(AIM OF THE TASK) Return a copy of each line that holds the string "value".

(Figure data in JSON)
◆ ◆ ◆ ◆ ◆ ◆ ◆

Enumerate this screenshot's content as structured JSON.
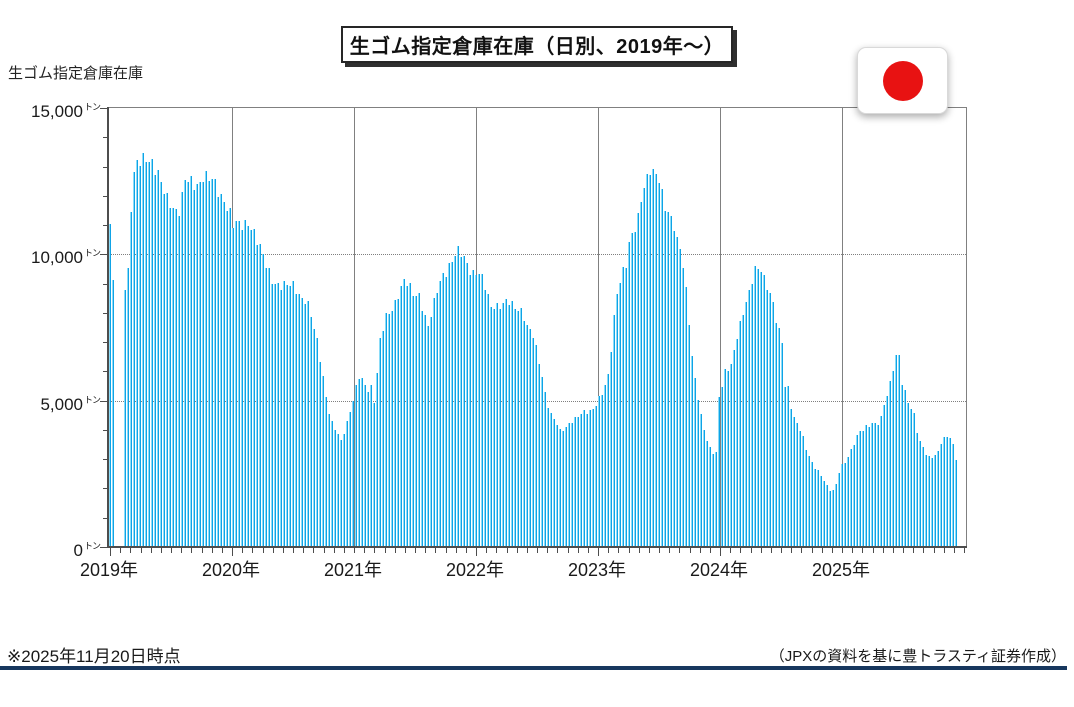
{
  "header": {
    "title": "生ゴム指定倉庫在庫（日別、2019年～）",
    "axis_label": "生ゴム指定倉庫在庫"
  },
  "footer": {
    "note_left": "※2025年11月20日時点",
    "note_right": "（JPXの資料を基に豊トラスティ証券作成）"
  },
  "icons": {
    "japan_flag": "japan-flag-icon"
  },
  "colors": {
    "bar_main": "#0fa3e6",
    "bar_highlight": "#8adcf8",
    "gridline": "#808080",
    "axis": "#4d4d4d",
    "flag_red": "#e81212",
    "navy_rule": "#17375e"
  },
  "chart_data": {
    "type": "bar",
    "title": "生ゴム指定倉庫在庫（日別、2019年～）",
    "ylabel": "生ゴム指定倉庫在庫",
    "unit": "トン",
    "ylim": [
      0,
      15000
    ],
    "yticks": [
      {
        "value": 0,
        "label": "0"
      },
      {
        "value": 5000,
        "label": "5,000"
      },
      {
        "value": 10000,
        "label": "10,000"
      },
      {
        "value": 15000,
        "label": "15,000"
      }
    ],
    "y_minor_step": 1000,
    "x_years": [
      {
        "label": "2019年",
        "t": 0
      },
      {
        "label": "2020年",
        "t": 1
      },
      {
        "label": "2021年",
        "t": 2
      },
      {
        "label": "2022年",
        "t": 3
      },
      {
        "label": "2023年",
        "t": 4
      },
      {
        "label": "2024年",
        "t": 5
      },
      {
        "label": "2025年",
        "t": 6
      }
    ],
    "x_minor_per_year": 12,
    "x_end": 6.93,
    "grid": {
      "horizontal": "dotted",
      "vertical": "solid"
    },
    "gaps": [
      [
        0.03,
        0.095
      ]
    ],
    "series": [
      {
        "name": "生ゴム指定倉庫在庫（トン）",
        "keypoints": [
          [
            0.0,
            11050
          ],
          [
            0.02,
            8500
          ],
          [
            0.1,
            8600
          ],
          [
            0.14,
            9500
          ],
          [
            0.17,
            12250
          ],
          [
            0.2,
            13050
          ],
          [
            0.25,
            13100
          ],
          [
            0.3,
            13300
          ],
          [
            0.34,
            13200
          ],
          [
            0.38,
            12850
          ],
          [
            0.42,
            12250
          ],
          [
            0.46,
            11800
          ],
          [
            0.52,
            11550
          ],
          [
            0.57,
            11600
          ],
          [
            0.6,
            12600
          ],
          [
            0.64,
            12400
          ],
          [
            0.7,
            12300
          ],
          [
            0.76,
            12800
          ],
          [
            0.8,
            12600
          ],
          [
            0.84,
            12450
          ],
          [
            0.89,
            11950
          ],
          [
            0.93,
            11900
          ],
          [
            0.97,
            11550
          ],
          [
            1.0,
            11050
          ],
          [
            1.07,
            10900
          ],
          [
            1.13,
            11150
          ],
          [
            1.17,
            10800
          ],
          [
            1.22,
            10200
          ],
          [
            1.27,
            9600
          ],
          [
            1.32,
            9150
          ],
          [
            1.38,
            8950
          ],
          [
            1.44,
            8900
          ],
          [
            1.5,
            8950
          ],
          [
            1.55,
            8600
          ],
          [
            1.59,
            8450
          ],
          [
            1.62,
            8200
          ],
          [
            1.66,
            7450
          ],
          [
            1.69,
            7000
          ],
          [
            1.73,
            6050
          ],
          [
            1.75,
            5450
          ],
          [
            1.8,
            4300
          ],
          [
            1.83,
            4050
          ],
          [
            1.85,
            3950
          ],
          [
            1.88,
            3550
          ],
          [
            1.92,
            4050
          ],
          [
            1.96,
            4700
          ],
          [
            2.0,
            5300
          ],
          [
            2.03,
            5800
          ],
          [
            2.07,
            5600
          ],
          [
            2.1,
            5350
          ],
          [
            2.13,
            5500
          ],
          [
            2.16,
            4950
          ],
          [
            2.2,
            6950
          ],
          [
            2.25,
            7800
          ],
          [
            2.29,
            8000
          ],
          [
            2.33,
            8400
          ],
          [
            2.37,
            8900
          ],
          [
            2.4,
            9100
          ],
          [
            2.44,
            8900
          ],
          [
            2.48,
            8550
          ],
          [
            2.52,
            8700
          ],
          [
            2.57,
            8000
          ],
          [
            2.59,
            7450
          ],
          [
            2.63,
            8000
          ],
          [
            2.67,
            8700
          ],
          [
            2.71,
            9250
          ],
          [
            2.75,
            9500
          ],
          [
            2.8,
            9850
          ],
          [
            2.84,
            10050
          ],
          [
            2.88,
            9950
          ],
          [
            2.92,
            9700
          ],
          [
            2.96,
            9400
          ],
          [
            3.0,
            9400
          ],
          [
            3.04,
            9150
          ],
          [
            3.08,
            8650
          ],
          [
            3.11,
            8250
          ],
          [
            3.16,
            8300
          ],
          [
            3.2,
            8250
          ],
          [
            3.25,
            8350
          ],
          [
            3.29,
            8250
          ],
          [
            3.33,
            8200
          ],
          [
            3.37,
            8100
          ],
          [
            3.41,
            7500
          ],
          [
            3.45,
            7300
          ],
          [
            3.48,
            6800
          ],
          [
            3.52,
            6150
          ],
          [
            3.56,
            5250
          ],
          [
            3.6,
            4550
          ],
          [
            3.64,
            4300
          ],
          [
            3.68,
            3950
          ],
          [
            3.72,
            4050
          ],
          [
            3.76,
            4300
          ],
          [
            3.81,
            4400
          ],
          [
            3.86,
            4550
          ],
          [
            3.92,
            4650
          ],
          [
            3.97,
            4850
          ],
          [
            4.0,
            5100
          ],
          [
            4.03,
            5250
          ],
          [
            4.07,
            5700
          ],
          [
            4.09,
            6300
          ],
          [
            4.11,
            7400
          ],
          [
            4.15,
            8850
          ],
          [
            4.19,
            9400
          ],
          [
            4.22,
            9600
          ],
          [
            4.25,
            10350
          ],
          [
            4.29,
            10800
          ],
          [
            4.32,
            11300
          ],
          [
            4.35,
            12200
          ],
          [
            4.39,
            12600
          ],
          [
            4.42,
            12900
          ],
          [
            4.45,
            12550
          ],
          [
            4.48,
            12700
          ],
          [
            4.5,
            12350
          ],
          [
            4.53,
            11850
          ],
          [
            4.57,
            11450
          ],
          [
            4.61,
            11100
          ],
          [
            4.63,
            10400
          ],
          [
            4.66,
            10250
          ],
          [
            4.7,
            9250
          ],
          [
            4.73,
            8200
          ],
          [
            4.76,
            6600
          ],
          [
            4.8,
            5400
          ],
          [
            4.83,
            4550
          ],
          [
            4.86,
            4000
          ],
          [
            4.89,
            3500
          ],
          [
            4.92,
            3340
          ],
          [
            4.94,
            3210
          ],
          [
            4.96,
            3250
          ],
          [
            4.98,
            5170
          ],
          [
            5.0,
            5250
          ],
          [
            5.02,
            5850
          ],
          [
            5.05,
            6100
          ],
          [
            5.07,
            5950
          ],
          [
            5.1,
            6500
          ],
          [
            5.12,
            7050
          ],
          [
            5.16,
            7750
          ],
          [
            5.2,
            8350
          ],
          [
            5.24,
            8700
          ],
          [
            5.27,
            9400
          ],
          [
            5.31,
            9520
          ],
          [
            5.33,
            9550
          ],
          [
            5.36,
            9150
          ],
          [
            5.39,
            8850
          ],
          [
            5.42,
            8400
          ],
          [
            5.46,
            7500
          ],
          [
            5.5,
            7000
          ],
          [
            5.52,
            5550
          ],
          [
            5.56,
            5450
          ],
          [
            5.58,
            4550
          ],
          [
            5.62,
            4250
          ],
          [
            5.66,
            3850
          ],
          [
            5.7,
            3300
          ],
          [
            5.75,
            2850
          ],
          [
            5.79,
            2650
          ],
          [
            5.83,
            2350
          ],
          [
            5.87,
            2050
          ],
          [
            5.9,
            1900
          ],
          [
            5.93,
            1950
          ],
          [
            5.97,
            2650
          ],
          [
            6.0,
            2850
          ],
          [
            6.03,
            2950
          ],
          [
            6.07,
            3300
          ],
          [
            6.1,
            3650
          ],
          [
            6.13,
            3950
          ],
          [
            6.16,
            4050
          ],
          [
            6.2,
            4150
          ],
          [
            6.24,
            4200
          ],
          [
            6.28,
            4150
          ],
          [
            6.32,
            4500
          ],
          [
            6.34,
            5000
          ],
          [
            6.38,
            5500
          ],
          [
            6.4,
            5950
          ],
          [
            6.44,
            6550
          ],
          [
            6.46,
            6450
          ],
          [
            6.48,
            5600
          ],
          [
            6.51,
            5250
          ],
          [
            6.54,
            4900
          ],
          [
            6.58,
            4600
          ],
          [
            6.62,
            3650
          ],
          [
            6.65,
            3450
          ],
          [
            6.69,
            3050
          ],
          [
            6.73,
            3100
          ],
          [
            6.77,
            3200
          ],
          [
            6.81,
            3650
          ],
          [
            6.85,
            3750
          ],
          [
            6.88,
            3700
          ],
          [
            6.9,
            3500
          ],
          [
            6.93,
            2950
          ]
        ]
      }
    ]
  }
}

◆ ◆ ◆ ◆ ◆ ◆ ◆

(THE COMPLETED TASK)
        "value": 0,
        "value": 5000,
        "value": 10000,
        "value": 15000,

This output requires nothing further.